[Figure content listings]
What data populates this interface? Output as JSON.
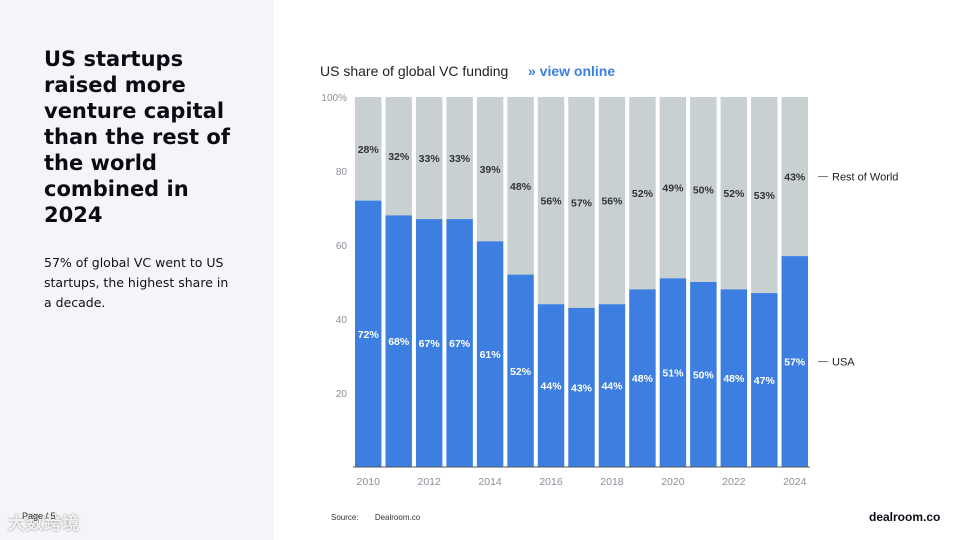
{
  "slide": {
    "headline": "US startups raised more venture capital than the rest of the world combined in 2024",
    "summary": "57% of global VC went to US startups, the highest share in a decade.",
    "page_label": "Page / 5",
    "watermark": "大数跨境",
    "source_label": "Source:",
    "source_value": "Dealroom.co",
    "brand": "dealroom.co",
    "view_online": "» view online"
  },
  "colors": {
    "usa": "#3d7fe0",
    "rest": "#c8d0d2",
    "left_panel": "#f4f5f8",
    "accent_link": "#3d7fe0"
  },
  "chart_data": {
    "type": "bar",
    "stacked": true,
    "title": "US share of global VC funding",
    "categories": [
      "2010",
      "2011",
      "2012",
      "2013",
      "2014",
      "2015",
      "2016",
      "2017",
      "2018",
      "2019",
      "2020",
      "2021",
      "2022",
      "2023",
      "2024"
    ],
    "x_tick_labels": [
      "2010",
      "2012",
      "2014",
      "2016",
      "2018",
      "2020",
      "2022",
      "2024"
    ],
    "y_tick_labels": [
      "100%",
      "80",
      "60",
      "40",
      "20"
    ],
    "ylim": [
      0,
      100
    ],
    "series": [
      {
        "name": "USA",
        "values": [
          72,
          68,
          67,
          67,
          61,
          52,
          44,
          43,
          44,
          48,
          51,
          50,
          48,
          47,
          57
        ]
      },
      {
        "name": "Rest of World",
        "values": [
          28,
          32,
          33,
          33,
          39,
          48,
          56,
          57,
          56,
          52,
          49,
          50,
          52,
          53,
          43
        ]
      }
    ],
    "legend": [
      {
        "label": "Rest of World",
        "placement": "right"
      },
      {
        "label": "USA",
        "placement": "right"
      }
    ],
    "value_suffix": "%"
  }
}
* * *
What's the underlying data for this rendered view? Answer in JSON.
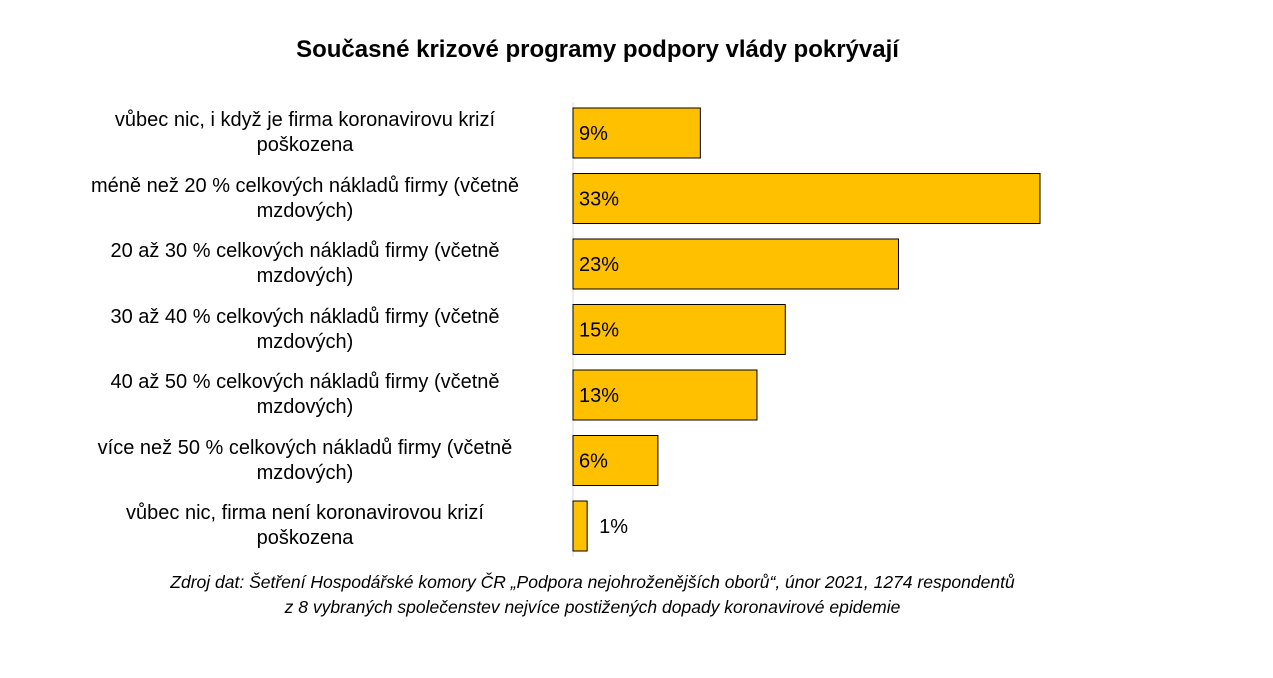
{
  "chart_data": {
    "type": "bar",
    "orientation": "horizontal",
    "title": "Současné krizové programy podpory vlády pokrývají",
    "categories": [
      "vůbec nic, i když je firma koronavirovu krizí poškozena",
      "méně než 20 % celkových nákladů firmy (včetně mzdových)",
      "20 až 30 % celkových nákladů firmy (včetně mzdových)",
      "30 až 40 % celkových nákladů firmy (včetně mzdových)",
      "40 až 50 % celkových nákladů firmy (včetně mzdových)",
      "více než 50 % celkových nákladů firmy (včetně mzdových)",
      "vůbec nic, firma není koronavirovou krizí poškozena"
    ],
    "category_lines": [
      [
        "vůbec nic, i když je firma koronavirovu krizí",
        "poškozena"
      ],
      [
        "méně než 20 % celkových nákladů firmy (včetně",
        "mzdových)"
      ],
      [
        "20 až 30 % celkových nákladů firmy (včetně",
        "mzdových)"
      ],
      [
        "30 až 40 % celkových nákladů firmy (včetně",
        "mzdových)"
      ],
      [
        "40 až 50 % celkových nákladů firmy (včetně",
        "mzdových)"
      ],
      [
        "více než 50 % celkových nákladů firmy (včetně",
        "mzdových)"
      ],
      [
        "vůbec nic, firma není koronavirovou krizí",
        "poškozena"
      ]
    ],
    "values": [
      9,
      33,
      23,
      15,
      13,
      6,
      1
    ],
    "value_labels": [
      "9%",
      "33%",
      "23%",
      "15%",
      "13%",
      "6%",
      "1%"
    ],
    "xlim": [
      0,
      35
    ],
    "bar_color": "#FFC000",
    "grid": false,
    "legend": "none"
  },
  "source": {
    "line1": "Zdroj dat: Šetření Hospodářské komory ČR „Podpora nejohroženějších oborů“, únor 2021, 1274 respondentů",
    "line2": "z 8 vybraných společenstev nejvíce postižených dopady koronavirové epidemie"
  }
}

[Required work] Collect every line above that contains the word "méně".

[Output]
      "méně než 20 % celkových nákladů firmy (včetně mzdových)",
        "méně než 20 % celkových nákladů firmy (včetně",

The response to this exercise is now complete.